**Instructions to follow:** Scan the records below. List lines holding "desc".

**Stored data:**
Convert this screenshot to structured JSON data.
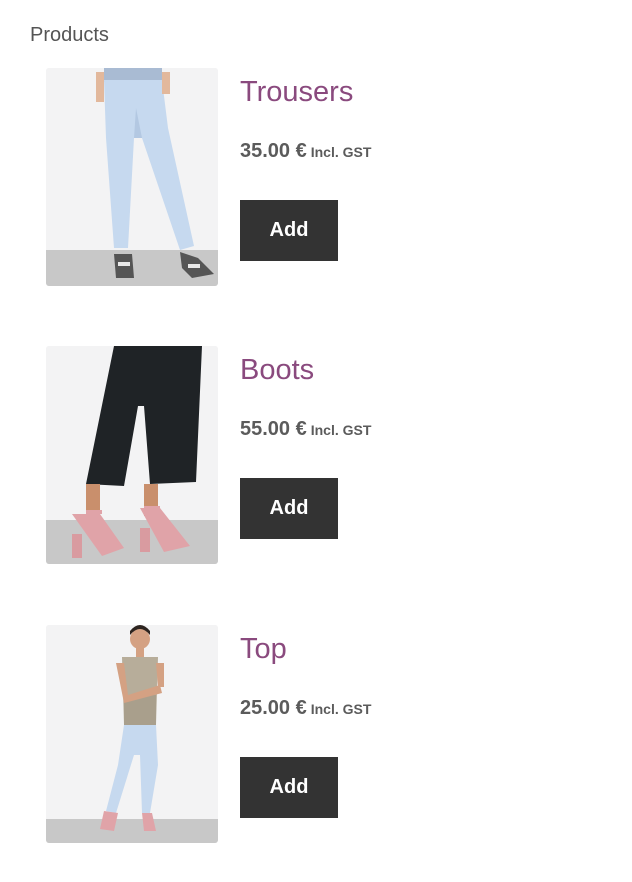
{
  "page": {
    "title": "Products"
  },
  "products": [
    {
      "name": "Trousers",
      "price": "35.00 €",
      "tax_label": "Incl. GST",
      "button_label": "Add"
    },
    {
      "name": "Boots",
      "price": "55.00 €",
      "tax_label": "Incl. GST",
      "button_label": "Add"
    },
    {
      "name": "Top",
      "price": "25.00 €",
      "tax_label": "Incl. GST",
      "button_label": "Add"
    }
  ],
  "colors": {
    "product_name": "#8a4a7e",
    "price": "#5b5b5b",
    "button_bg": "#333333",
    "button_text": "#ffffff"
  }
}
--
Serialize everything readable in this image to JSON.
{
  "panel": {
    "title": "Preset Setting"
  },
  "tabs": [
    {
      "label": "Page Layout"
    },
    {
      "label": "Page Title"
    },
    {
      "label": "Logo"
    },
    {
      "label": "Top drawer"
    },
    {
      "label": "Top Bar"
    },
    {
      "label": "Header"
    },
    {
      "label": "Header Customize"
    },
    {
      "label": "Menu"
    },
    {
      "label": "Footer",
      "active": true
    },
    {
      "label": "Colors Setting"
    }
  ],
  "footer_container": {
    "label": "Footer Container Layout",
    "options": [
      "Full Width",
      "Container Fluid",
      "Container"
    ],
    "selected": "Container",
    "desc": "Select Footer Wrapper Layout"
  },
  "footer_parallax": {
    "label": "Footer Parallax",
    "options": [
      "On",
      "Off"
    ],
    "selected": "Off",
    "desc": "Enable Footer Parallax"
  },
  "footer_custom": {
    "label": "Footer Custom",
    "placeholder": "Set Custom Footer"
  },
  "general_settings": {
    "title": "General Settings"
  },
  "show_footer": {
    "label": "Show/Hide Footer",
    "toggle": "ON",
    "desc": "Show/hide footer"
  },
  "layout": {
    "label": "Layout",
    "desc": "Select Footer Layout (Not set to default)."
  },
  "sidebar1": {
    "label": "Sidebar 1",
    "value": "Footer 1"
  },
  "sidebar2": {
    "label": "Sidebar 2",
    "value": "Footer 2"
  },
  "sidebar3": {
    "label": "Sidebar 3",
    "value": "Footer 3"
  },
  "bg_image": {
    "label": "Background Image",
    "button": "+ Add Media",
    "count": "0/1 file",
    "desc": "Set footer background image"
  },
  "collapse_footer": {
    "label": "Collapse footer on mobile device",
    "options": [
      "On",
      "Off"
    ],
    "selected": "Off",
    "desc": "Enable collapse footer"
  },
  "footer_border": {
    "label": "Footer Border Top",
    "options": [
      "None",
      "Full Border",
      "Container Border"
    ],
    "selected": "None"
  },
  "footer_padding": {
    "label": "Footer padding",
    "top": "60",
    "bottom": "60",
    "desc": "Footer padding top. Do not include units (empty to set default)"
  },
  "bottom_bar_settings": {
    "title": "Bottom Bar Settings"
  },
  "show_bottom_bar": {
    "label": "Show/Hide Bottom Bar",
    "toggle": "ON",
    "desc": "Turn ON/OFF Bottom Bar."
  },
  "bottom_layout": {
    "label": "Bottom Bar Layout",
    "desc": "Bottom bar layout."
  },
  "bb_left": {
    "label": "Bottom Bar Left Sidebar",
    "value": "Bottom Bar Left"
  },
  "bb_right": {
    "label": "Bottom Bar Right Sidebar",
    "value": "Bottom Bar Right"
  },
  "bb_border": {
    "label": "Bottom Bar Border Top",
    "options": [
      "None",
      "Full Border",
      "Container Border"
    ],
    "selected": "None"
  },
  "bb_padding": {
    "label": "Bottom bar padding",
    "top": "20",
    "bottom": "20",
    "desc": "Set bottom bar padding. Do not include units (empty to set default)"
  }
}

**Written response:**
    "desc": "Select Footer Wrapper Layout"
    "desc": "Enable Footer Parallax"
    "desc": "Show/hide footer"
    "desc": "Select Footer Layout (Not set to default)."
    "desc": "Set footer background image"
    "desc": "Enable collapse footer"
    "desc": "Footer padding top. Do not include units (empty to set default)"
    "desc": "Turn ON/OFF Bottom Bar."
    "desc": "Bottom bar layout."
    "desc": "Set bottom bar padding. Do not include units (empty to set default)"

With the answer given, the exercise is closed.